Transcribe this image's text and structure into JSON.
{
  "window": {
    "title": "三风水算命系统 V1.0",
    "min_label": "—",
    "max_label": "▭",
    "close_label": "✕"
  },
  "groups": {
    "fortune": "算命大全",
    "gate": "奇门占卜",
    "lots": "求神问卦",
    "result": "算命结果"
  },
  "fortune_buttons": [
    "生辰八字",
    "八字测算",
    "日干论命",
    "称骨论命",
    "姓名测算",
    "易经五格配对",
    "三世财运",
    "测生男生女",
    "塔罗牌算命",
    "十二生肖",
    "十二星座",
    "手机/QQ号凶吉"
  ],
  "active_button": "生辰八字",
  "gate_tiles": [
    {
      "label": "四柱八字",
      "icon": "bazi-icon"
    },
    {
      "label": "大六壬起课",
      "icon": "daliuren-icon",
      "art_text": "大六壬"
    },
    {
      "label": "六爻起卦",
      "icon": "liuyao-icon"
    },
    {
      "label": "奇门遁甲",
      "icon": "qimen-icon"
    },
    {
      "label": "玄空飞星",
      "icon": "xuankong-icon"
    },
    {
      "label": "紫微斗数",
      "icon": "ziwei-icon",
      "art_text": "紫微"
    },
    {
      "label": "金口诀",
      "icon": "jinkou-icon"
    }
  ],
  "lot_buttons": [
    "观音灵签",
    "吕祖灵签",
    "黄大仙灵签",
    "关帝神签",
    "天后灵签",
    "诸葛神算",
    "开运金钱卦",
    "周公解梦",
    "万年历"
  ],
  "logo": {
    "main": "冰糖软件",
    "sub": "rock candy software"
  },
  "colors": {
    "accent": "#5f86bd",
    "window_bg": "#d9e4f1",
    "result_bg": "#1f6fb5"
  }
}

════════

Copy all lines above containing the string "icon".

**Finished task:**
      "icon": "bazi-icon"
      "icon": "daliuren-icon",
      "icon": "liuyao-icon"
      "icon": "qimen-icon"
      "icon": "xuankong-icon"
      "icon": "ziwei-icon",
      "icon": "jinkou-icon"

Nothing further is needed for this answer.